» **STATED PROBLEM**:
Go through the records and extract every line with the word "current".
— start of SOURCE RECORDS —
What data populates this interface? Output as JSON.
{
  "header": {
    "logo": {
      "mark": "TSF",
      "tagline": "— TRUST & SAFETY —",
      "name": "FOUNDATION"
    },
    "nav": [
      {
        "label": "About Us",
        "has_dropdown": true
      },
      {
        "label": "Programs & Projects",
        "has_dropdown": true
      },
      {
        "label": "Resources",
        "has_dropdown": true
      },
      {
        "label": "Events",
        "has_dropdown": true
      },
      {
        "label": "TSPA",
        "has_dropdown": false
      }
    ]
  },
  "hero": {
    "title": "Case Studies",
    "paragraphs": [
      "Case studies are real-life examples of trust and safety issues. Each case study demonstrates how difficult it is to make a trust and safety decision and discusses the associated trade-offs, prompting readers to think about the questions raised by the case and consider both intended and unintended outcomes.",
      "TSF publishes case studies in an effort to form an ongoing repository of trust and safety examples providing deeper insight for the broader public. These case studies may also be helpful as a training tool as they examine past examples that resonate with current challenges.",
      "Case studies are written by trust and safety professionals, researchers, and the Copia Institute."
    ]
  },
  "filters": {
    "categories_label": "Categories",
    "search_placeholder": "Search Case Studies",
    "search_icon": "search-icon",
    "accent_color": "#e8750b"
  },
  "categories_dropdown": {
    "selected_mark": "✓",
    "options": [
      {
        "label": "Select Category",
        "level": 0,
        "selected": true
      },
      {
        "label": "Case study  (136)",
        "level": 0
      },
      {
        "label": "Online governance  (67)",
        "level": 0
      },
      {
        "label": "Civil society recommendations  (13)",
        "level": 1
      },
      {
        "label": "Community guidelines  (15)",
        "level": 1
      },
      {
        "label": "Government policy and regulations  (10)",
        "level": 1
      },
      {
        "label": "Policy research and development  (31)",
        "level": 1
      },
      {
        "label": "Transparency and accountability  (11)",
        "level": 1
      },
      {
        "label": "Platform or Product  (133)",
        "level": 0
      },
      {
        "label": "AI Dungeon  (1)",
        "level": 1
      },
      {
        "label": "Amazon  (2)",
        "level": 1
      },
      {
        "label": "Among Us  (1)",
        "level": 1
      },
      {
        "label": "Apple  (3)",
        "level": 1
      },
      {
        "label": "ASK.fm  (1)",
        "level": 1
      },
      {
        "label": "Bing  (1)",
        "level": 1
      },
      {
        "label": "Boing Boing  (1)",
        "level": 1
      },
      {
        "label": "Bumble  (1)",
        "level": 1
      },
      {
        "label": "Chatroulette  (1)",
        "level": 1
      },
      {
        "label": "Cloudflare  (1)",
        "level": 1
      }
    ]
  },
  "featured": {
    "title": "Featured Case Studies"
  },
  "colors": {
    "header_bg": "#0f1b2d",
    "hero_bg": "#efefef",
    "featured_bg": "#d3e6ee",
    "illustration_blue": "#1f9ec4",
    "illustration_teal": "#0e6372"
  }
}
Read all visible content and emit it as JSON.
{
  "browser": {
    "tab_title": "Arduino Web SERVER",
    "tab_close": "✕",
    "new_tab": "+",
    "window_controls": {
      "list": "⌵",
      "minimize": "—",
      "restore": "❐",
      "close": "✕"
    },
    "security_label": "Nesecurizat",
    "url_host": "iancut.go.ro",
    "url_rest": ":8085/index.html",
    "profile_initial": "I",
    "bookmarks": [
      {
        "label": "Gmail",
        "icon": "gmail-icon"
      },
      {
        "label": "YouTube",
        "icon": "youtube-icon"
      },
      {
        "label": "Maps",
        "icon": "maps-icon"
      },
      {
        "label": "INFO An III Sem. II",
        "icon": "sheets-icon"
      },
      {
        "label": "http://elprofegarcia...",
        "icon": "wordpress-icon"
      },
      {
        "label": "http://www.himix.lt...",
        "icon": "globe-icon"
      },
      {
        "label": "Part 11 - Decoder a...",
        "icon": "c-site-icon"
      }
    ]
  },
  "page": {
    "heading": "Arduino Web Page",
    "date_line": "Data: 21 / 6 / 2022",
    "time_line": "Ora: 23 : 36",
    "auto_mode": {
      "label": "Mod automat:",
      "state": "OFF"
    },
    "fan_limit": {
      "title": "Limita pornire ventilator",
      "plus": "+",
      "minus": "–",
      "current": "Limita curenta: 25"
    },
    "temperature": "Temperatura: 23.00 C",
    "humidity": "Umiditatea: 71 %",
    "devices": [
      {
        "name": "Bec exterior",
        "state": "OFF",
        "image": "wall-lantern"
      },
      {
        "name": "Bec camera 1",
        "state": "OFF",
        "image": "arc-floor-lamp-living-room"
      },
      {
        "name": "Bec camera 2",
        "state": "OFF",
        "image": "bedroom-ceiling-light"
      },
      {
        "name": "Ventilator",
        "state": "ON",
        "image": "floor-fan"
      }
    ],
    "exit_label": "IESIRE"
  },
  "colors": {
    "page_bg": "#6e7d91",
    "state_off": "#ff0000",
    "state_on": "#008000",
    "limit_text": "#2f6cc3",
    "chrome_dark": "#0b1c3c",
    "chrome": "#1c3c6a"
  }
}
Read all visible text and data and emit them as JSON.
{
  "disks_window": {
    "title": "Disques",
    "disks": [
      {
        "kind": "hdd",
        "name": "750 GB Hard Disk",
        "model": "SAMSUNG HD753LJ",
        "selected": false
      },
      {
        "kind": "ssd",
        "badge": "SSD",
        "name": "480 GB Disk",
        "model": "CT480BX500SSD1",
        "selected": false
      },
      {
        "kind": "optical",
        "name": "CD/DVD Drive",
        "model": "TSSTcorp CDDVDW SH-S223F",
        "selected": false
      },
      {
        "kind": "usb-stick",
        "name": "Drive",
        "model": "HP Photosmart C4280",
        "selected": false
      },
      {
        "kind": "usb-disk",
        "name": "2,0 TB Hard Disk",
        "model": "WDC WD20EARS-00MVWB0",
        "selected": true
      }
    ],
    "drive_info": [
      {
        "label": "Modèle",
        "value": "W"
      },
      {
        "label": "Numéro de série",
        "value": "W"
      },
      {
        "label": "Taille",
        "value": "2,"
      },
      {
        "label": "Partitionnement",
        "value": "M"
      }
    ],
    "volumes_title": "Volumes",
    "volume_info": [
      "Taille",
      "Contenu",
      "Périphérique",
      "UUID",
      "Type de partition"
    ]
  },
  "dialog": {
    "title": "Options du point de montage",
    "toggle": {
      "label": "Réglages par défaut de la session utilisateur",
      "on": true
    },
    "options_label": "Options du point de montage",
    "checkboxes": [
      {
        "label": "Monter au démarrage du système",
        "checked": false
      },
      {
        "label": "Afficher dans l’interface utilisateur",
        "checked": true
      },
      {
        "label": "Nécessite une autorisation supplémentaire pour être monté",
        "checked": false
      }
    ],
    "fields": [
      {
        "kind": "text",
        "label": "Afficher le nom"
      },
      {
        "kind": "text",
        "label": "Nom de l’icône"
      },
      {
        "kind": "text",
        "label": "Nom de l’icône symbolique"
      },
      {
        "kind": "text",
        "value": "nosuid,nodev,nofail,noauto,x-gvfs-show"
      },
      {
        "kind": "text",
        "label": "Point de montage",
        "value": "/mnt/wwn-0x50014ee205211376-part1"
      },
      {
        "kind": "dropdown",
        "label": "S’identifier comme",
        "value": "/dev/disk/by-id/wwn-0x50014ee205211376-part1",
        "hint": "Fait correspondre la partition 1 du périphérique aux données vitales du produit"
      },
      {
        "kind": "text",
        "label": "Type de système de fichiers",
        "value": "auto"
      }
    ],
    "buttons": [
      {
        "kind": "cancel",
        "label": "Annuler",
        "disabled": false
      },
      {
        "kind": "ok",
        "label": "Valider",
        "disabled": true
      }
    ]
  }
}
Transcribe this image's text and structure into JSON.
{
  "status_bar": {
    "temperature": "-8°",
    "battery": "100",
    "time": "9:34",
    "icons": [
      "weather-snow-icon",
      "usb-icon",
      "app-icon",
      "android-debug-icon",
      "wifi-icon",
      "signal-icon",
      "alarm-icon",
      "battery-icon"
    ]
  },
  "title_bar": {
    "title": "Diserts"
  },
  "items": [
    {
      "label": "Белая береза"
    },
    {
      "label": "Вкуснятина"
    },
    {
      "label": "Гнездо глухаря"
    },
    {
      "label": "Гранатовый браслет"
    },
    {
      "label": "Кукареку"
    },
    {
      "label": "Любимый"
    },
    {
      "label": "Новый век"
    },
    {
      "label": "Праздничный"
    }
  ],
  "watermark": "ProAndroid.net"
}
— end of SOURCE RECORDS —
» **TASK OUTPUT**:
      "TSF publishes case studies in an effort to form an ongoing repository of trust and safety examples providing deeper insight for the broader public. These case studies may also be helpful as a training tool as they examine past examples that resonate with current challenges.",
      "current": "Limita curenta: 25"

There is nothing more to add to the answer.